- RECORDS
[BEGIN]

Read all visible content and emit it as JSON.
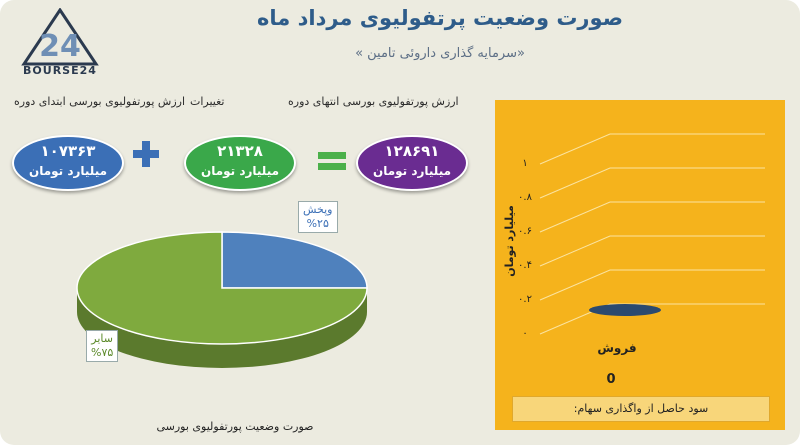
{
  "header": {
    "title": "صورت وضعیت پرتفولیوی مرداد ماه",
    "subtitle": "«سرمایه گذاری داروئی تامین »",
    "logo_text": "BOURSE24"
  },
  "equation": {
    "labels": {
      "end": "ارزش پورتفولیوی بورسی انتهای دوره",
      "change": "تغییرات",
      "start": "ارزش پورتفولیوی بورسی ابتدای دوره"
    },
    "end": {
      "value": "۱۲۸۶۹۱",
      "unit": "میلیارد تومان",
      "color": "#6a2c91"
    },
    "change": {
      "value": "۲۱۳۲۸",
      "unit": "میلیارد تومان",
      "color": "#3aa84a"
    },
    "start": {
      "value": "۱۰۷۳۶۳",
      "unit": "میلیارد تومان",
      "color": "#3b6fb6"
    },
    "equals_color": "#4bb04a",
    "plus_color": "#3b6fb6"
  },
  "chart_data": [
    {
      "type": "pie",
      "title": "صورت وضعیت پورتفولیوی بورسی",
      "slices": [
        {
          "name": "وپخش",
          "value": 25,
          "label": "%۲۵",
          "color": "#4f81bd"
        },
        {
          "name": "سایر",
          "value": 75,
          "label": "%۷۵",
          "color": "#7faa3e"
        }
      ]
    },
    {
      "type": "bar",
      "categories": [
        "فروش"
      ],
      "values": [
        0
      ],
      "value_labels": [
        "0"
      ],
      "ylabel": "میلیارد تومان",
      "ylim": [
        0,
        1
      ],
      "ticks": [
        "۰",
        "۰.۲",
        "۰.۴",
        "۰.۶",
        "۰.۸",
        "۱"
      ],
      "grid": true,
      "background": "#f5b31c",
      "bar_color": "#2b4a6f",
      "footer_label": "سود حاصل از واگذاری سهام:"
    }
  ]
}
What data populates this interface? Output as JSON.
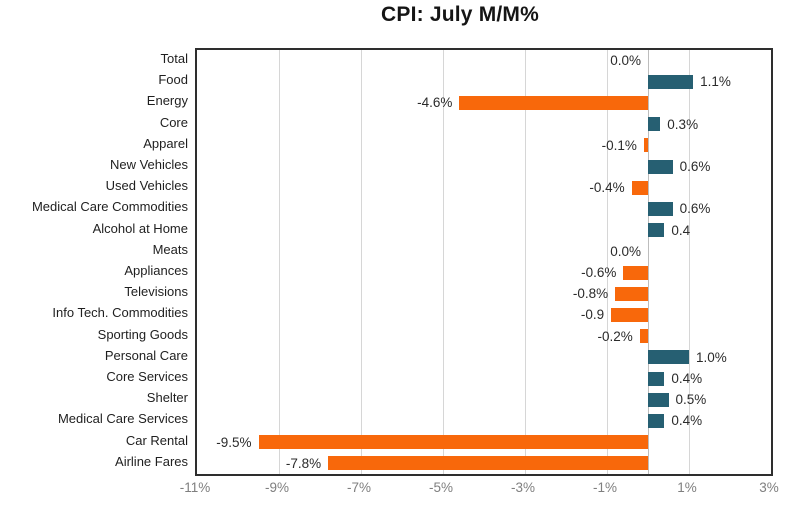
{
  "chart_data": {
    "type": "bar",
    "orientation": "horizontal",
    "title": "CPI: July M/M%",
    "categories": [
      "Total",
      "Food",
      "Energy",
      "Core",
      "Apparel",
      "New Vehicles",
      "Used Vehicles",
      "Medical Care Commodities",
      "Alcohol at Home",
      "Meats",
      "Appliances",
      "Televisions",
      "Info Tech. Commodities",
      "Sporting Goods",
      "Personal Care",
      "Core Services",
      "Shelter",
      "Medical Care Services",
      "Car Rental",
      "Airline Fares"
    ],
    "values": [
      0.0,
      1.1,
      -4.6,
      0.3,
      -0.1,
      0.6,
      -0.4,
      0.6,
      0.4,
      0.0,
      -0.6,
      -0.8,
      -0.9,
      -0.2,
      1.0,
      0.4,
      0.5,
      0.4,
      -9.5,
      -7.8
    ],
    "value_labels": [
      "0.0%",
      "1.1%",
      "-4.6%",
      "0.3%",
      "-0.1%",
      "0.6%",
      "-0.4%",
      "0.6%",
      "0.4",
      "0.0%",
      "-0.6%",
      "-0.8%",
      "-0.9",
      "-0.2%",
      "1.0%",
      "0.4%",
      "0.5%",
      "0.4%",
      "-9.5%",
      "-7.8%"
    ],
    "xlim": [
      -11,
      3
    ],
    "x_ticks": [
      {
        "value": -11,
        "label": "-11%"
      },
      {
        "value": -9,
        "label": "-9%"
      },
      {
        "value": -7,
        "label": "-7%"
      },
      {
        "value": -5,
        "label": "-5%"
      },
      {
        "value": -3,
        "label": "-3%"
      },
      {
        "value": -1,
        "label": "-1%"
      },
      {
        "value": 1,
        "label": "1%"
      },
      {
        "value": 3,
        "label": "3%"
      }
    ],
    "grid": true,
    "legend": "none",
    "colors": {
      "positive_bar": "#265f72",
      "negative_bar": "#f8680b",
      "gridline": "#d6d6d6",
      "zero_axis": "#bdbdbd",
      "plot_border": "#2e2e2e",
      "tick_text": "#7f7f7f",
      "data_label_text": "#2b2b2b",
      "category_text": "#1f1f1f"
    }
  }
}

[END]

- REQUEST
Without including any pictures, reproduce the listing exactly.

- ANSWER BELOW
Read all visible content and emit it as JSON.
{
  "header": {
    "title": "صورت وضعیت پرتفولیوی مرداد ماه",
    "subtitle": "«سرمایه گذاری داروئی تامین »",
    "logo_text": "BOURSE24"
  },
  "equation": {
    "labels": {
      "end": "ارزش پورتفولیوی بورسی انتهای دوره",
      "change": "تغییرات",
      "start": "ارزش پورتفولیوی بورسی ابتدای دوره"
    },
    "end": {
      "value": "۱۲۸۶۹۱",
      "unit": "میلیارد تومان",
      "color": "#6a2c91"
    },
    "change": {
      "value": "۲۱۳۲۸",
      "unit": "میلیارد تومان",
      "color": "#3aa84a"
    },
    "start": {
      "value": "۱۰۷۳۶۳",
      "unit": "میلیارد تومان",
      "color": "#3b6fb6"
    },
    "equals_color": "#4bb04a",
    "plus_color": "#3b6fb6"
  },
  "chart_data": [
    {
      "type": "pie",
      "title": "صورت وضعیت پورتفولیوی بورسی",
      "slices": [
        {
          "name": "وپخش",
          "value": 25,
          "label": "%۲۵",
          "color": "#4f81bd"
        },
        {
          "name": "سایر",
          "value": 75,
          "label": "%۷۵",
          "color": "#7faa3e"
        }
      ]
    },
    {
      "type": "bar",
      "categories": [
        "فروش"
      ],
      "values": [
        0
      ],
      "value_labels": [
        "0"
      ],
      "ylabel": "میلیارد تومان",
      "ylim": [
        0,
        1
      ],
      "ticks": [
        "۰",
        "۰.۲",
        "۰.۴",
        "۰.۶",
        "۰.۸",
        "۱"
      ],
      "grid": true,
      "background": "#f5b31c",
      "bar_color": "#2b4a6f",
      "footer_label": "سود حاصل از واگذاری سهام:"
    }
  ]
}
What data populates this interface? Output as JSON.
{
  "chart_data": {
    "type": "bar",
    "orientation": "horizontal",
    "title": "CPI: July M/M%",
    "categories": [
      "Total",
      "Food",
      "Energy",
      "Core",
      "Apparel",
      "New Vehicles",
      "Used Vehicles",
      "Medical Care Commodities",
      "Alcohol at Home",
      "Meats",
      "Appliances",
      "Televisions",
      "Info Tech. Commodities",
      "Sporting Goods",
      "Personal Care",
      "Core Services",
      "Shelter",
      "Medical Care Services",
      "Car Rental",
      "Airline Fares"
    ],
    "values": [
      0.0,
      1.1,
      -4.6,
      0.3,
      -0.1,
      0.6,
      -0.4,
      0.6,
      0.4,
      0.0,
      -0.6,
      -0.8,
      -0.9,
      -0.2,
      1.0,
      0.4,
      0.5,
      0.4,
      -9.5,
      -7.8
    ],
    "value_labels": [
      "0.0%",
      "1.1%",
      "-4.6%",
      "0.3%",
      "-0.1%",
      "0.6%",
      "-0.4%",
      "0.6%",
      "0.4",
      "0.0%",
      "-0.6%",
      "-0.8%",
      "-0.9",
      "-0.2%",
      "1.0%",
      "0.4%",
      "0.5%",
      "0.4%",
      "-9.5%",
      "-7.8%"
    ],
    "xlim": [
      -11,
      3
    ],
    "x_ticks": [
      {
        "value": -11,
        "label": "-11%"
      },
      {
        "value": -9,
        "label": "-9%"
      },
      {
        "value": -7,
        "label": "-7%"
      },
      {
        "value": -5,
        "label": "-5%"
      },
      {
        "value": -3,
        "label": "-3%"
      },
      {
        "value": -1,
        "label": "-1%"
      },
      {
        "value": 1,
        "label": "1%"
      },
      {
        "value": 3,
        "label": "3%"
      }
    ],
    "grid": true,
    "legend": "none",
    "colors": {
      "positive_bar": "#265f72",
      "negative_bar": "#f8680b",
      "gridline": "#d6d6d6",
      "zero_axis": "#bdbdbd",
      "plot_border": "#2e2e2e",
      "tick_text": "#7f7f7f",
      "data_label_text": "#2b2b2b",
      "category_text": "#1f1f1f"
    }
  }
}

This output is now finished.